_Written exercise_
Go through the data below. Pull out every line that has the word "снижение".

--------

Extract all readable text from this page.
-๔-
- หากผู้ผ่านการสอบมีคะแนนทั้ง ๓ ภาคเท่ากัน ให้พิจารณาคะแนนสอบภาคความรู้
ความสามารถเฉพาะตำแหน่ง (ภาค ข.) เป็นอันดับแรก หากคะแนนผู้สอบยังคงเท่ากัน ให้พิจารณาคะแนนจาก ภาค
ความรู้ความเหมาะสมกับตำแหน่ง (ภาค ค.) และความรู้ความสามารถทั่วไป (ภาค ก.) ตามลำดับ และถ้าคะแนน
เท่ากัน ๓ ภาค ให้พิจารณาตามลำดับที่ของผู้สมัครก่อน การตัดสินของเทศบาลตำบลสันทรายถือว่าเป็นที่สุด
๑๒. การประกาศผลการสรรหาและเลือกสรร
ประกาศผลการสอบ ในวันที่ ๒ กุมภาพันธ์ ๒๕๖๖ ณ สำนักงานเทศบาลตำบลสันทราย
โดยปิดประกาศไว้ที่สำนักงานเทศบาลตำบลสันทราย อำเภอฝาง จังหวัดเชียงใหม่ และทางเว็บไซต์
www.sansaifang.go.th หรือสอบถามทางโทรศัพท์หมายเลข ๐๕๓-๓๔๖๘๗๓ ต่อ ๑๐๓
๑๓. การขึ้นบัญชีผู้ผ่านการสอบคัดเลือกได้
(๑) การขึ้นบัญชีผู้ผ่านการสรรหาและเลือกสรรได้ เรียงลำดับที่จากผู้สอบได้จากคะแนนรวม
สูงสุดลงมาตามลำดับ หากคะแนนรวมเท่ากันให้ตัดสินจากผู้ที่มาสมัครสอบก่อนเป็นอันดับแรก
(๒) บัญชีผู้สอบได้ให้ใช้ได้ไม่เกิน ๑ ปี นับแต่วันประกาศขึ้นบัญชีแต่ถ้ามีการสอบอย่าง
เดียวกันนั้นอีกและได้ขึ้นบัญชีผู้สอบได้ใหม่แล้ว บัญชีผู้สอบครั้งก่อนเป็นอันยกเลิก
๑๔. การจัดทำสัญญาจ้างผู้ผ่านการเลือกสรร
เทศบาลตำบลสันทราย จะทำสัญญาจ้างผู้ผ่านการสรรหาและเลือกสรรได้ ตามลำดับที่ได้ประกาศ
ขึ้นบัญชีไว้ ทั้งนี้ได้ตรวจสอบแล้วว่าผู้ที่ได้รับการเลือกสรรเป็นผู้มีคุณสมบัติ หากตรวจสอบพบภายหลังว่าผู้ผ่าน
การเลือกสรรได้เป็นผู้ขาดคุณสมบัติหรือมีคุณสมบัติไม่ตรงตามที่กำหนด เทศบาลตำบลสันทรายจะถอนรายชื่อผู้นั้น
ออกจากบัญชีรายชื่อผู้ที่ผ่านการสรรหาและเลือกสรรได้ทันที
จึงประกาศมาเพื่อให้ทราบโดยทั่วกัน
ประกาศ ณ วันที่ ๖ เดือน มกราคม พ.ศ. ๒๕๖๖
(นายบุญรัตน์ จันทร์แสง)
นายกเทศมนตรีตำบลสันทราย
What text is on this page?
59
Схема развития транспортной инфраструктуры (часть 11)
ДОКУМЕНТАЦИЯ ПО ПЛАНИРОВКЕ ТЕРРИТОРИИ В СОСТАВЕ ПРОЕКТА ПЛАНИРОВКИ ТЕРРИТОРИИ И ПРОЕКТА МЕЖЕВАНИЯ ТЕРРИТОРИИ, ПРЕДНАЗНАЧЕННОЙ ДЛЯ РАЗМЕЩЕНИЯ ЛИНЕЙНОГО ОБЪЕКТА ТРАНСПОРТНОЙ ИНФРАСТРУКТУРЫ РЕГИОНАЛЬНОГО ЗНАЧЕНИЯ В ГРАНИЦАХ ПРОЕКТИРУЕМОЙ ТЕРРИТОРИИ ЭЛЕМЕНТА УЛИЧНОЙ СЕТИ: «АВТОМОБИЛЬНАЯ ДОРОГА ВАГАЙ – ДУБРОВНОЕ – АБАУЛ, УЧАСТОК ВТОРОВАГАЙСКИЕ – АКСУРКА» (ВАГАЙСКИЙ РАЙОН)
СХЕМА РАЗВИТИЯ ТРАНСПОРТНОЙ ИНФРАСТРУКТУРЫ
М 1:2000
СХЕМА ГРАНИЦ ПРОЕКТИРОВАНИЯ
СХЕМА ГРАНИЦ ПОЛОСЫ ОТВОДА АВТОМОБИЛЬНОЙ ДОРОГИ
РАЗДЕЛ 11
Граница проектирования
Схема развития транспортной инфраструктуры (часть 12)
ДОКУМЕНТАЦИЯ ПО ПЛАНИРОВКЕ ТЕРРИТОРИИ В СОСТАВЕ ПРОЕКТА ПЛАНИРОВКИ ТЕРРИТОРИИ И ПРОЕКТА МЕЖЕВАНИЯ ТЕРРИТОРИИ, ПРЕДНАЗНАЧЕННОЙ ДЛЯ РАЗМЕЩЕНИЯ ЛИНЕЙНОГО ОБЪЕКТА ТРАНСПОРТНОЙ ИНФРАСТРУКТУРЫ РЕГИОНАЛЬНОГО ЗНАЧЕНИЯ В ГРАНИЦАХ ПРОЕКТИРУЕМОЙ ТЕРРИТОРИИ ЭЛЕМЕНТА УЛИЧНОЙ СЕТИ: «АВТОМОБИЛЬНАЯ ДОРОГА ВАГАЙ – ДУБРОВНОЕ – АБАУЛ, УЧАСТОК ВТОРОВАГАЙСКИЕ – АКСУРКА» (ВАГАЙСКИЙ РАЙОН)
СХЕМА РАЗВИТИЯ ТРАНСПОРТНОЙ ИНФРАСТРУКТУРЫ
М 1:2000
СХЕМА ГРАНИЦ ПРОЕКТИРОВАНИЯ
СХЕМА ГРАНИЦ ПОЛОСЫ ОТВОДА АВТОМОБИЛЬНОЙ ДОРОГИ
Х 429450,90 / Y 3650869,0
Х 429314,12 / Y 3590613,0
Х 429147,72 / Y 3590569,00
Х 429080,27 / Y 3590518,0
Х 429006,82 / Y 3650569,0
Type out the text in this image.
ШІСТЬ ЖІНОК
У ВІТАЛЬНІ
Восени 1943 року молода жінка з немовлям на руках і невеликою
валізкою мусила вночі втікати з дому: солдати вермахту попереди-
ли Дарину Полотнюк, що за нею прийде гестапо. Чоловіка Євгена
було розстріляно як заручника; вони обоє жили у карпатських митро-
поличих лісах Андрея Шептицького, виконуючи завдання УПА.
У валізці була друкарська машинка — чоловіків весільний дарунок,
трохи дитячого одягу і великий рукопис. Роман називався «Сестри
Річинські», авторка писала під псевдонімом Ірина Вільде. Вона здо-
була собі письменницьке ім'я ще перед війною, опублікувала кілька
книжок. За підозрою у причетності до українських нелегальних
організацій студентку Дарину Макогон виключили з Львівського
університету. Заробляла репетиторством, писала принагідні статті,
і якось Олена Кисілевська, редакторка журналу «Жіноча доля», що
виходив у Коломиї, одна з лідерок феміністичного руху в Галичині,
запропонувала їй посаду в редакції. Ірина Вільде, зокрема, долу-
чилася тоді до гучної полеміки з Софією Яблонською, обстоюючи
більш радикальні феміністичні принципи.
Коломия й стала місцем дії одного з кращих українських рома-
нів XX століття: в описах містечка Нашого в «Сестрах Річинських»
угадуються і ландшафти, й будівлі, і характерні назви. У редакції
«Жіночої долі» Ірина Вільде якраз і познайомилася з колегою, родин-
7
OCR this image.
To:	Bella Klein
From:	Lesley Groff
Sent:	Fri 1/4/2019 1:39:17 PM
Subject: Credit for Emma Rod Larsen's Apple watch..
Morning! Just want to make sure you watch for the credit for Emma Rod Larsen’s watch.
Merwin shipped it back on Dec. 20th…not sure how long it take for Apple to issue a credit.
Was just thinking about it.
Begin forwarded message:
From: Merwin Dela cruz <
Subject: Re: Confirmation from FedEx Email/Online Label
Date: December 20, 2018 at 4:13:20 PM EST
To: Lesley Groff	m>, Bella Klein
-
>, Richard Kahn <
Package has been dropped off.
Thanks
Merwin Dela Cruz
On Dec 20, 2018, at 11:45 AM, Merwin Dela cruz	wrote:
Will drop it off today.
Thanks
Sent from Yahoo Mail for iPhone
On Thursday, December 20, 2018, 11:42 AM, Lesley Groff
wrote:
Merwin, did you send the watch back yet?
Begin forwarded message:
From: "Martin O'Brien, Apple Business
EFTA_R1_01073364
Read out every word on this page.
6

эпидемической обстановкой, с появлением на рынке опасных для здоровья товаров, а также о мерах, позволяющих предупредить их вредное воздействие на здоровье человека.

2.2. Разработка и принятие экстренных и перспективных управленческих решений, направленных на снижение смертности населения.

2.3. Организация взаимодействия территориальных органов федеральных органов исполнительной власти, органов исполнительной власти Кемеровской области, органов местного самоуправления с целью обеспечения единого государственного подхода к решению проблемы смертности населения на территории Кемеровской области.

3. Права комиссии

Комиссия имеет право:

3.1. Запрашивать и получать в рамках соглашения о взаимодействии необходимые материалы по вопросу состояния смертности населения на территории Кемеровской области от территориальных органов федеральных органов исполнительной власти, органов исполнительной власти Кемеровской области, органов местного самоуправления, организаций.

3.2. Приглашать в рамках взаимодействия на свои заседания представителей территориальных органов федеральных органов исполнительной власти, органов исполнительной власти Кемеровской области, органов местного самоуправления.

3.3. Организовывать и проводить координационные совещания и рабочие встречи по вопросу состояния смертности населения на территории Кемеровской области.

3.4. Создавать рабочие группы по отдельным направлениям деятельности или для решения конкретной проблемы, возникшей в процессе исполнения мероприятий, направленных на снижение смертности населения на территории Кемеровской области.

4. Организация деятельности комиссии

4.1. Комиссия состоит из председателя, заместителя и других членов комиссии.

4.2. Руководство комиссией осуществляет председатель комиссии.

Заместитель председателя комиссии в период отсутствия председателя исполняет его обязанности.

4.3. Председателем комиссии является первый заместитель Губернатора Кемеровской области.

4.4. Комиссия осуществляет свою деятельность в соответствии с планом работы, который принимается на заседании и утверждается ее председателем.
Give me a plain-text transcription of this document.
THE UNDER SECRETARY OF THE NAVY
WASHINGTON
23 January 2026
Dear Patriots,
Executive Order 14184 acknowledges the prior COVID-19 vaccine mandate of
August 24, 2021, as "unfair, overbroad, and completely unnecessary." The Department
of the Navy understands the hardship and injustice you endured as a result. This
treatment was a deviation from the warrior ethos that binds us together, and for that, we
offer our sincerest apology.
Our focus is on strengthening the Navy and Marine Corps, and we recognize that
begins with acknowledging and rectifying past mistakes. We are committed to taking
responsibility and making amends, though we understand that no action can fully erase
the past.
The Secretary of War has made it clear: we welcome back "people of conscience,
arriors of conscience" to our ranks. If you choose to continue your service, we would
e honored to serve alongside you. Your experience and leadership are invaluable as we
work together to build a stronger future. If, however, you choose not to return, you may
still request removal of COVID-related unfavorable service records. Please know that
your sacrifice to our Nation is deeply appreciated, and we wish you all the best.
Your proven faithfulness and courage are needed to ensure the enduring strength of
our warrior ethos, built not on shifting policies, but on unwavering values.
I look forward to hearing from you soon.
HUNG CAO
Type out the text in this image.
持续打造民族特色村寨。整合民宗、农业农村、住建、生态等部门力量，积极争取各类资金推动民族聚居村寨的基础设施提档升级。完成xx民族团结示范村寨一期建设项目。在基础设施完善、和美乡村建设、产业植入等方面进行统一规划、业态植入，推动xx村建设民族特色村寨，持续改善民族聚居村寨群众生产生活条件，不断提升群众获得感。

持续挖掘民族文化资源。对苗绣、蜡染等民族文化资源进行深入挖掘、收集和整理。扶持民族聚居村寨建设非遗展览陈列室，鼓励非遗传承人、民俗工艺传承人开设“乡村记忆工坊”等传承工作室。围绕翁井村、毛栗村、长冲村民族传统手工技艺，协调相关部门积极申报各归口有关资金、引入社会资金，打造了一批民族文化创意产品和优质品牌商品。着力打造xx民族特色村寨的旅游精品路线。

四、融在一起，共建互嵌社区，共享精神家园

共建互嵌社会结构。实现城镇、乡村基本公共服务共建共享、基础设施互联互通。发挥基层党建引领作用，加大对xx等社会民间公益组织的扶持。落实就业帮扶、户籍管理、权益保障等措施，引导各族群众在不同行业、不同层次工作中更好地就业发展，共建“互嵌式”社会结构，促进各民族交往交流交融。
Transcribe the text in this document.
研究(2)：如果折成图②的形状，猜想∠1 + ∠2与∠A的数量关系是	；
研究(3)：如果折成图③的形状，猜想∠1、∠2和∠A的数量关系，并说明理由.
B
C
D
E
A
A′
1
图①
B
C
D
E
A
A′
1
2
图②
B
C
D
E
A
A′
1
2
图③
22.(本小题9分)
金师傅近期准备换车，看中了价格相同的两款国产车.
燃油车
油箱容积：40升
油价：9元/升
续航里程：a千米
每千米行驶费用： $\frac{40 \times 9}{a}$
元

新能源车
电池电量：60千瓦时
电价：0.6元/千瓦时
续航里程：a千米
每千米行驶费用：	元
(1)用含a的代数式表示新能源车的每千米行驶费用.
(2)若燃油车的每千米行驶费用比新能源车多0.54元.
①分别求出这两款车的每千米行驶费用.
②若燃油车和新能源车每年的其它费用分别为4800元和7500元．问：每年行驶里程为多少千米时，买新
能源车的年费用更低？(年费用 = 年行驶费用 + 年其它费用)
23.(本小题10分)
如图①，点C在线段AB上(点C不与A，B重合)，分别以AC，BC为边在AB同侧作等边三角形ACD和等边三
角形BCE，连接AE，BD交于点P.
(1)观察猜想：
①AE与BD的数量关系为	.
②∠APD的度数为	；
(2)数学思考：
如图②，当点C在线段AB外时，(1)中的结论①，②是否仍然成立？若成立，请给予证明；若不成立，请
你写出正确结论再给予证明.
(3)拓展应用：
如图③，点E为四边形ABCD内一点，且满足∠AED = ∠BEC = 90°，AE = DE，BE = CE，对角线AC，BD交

--------

_Finished exercise_
2.2. Разработка и принятие экстренных и перспективных управленческих решений, направленных на снижение смертности населения.
3.4. Создавать рабочие группы по отдельным направлениям деятельности или для решения конкретной проблемы, возникшей в процессе исполнения мероприятий, направленных на снижение смертности населения на территории Кемеровской области.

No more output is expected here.